▼
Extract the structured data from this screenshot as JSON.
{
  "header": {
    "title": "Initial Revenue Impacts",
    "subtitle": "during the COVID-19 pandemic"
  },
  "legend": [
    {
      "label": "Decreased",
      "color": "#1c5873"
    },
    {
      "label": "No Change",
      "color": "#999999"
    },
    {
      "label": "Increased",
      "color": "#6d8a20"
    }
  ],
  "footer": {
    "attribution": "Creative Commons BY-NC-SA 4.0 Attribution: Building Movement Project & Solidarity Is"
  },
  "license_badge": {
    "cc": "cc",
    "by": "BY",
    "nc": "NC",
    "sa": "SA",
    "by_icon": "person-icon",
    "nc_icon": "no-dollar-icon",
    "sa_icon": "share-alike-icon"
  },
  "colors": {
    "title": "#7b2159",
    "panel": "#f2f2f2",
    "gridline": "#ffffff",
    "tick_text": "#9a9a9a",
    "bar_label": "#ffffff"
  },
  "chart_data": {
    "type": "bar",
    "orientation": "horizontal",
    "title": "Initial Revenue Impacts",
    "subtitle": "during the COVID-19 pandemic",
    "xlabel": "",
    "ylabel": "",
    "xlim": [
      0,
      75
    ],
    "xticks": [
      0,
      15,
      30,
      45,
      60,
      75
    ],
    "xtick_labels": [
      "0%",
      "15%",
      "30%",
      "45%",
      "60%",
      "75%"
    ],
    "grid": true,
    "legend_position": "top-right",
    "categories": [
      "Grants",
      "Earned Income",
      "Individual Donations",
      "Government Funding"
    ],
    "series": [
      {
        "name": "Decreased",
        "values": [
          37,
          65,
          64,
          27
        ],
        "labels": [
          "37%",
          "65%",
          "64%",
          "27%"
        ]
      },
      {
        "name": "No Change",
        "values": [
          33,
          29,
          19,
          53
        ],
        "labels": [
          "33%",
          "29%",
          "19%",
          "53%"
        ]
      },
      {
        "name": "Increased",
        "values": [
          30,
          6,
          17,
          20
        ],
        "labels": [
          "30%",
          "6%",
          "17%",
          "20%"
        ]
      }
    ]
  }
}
▲
* TASK REQUIREMENTS: All of the material must be reproduced exactly.

* CORRECT ANSWER:
Extract the structured data from this screenshot as JSON.
{
  "header": {
    "title": "Initial Revenue Impacts",
    "subtitle": "during the COVID-19 pandemic"
  },
  "legend": [
    {
      "label": "Decreased",
      "color": "#1c5873"
    },
    {
      "label": "No Change",
      "color": "#999999"
    },
    {
      "label": "Increased",
      "color": "#6d8a20"
    }
  ],
  "footer": {
    "attribution": "Creative Commons BY-NC-SA 4.0 Attribution: Building Movement Project & Solidarity Is"
  },
  "license_badge": {
    "cc": "cc",
    "by": "BY",
    "nc": "NC",
    "sa": "SA",
    "by_icon": "person-icon",
    "nc_icon": "no-dollar-icon",
    "sa_icon": "share-alike-icon"
  },
  "colors": {
    "title": "#7b2159",
    "panel": "#f2f2f2",
    "gridline": "#ffffff",
    "tick_text": "#9a9a9a",
    "bar_label": "#ffffff"
  },
  "chart_data": {
    "type": "bar",
    "orientation": "horizontal",
    "title": "Initial Revenue Impacts",
    "subtitle": "during the COVID-19 pandemic",
    "xlabel": "",
    "ylabel": "",
    "xlim": [
      0,
      75
    ],
    "xticks": [
      0,
      15,
      30,
      45,
      60,
      75
    ],
    "xtick_labels": [
      "0%",
      "15%",
      "30%",
      "45%",
      "60%",
      "75%"
    ],
    "grid": true,
    "legend_position": "top-right",
    "categories": [
      "Grants",
      "Earned Income",
      "Individual Donations",
      "Government Funding"
    ],
    "series": [
      {
        "name": "Decreased",
        "values": [
          37,
          65,
          64,
          27
        ],
        "labels": [
          "37%",
          "65%",
          "64%",
          "27%"
        ]
      },
      {
        "name": "No Change",
        "values": [
          33,
          29,
          19,
          53
        ],
        "labels": [
          "33%",
          "29%",
          "19%",
          "53%"
        ]
      },
      {
        "name": "Increased",
        "values": [
          30,
          6,
          17,
          20
        ],
        "labels": [
          "30%",
          "6%",
          "17%",
          "20%"
        ]
      }
    ]
  }
}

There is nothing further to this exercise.